Passage to read =>
The role of defect chemistry in strontium titanates utilised for high temperature steam electrolysis

Abstract

The significant role of perovskite defect chemistry brought about by the A-site doping of strontium titanate with lanthanum on high temperature steam electrolysis properties is demonstrated. Solid oxide electrolysis cells based on oxygen-excess La_0.3Sr_0.7TiO_3+δ, A-site-deficient La_0.2Sr_0.7TiO₃ and undoped SrTiO₃ perovskite hydrogen electrodes (cathodes) were considered. Steam electrolysis performance was largely independent of the presence or absence of hydrogen in the cathode inlet, reflecting the redox stability of perovskites and representing a possible advantage over the state-of-the-art Ni/yttria-stabilised zirconia cermet cathode. Electrochemical testing in 47%H₂O/53%N₂ atmosphere at 900 °C revealed La_0.3Sr_0.7TiO_3+δ to be the best in terms of highest current density and lowest polarisation resistance, followed by La_0.2Sr_0.7TiO₃ and SrTiO₃. Surface area effects, electronic conductivity and oxide ion mobility were considered to be among the determining factors. Furthermore a dramatic order-of-magnitude difference between the characteristic relaxation frequencies of oxygen-excess and A-site-deficient titanates was observed. Steam partial pressure (pH₂O)-dependency measurements revealed an added benefit of La-doping in that series resistance (R_s) was independent of pH₂O for (La,Sr)TiO₃ perovskites, while R_s increased with pH₂O for undoped SrTiO₃. Electrochemical testing was complemented by X-ray diffraction, electronic conductivity, particle size, BET, porosity and scanning electron microscopy measurements.

[Page segmentation data]
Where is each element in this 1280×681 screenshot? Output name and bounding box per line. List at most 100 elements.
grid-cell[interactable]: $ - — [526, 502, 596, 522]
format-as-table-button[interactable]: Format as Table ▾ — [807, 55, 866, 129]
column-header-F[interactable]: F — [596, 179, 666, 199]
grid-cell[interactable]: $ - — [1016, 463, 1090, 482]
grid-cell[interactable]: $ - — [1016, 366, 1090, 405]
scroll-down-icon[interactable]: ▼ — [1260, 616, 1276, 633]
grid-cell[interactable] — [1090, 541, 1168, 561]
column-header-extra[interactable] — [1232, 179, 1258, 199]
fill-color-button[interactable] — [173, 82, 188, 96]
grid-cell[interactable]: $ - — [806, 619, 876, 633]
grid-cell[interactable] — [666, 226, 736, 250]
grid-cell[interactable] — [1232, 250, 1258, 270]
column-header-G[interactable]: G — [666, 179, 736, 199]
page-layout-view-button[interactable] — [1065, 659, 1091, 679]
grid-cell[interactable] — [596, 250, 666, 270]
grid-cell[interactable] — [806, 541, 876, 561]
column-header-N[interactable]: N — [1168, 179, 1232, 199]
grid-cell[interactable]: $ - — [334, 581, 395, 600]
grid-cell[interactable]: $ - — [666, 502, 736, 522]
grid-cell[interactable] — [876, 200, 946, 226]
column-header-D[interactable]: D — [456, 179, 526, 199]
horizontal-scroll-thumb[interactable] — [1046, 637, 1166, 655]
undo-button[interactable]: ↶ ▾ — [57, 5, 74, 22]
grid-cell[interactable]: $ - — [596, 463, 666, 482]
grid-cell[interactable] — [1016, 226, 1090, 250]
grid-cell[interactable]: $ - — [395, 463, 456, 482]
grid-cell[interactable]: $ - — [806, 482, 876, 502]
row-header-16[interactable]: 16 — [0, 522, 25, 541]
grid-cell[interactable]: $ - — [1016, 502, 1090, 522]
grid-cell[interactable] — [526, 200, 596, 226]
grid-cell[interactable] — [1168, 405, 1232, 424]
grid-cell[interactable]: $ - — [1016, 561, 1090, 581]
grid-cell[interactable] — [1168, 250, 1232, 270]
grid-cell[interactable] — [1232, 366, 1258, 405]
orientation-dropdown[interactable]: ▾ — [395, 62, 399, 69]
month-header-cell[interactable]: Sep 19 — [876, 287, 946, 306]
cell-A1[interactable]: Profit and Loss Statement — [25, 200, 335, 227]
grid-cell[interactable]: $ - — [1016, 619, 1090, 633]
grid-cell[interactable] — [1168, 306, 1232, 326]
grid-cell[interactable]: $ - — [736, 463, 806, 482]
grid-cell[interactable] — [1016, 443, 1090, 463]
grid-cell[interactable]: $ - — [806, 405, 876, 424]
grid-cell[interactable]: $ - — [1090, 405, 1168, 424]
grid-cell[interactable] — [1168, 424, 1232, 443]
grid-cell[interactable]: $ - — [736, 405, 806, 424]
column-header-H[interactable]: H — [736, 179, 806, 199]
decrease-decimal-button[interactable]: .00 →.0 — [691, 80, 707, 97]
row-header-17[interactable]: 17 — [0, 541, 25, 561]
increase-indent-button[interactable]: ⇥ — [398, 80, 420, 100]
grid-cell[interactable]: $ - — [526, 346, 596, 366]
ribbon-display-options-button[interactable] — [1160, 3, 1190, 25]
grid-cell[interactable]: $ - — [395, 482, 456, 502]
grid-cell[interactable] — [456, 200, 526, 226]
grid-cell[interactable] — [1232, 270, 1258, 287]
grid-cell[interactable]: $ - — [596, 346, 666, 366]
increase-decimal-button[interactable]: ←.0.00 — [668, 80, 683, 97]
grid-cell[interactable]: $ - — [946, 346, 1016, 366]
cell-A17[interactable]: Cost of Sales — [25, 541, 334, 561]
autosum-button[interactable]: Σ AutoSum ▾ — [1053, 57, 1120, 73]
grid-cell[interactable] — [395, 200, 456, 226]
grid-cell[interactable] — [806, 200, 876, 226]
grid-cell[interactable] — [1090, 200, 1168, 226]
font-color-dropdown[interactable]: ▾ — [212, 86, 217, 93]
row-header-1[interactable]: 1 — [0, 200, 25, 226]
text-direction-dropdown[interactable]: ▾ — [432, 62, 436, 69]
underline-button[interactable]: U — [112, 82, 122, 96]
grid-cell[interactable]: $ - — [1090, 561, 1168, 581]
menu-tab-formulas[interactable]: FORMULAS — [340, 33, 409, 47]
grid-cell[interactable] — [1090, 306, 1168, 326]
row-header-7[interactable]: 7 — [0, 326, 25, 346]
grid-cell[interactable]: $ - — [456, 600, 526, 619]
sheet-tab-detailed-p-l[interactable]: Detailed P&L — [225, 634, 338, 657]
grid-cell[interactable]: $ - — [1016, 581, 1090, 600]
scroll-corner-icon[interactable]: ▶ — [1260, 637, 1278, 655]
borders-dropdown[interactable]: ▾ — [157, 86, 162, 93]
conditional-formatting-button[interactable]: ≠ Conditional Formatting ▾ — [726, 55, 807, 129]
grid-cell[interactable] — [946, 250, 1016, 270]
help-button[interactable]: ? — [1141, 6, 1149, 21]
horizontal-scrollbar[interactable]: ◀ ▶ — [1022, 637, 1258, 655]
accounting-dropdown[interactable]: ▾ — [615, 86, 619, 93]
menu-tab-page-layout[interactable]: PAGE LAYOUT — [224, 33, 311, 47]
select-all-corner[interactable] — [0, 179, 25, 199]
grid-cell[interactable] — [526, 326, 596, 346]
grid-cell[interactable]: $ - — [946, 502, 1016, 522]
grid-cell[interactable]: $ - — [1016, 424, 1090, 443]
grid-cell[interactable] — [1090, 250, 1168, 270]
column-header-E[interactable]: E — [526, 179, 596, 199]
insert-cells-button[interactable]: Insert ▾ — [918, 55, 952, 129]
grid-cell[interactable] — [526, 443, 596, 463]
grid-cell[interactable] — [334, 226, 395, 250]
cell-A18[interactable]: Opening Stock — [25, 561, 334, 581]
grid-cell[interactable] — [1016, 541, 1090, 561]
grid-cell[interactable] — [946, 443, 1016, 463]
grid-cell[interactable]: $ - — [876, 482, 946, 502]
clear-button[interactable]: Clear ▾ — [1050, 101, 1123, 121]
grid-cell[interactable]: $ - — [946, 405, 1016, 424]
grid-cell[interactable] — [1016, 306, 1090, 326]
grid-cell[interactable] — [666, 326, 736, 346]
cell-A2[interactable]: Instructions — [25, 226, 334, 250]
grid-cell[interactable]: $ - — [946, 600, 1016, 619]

Exercise instructions =>
List every measurement that, according to the abstract on strontium titanates for steam electrolysis, complemented the electrochemical testing.

Solution to the problem =>
- X-ray diffraction
- Electronic conductivity
- Particle size
- BET
- Porosity
- Scanning electron microscopy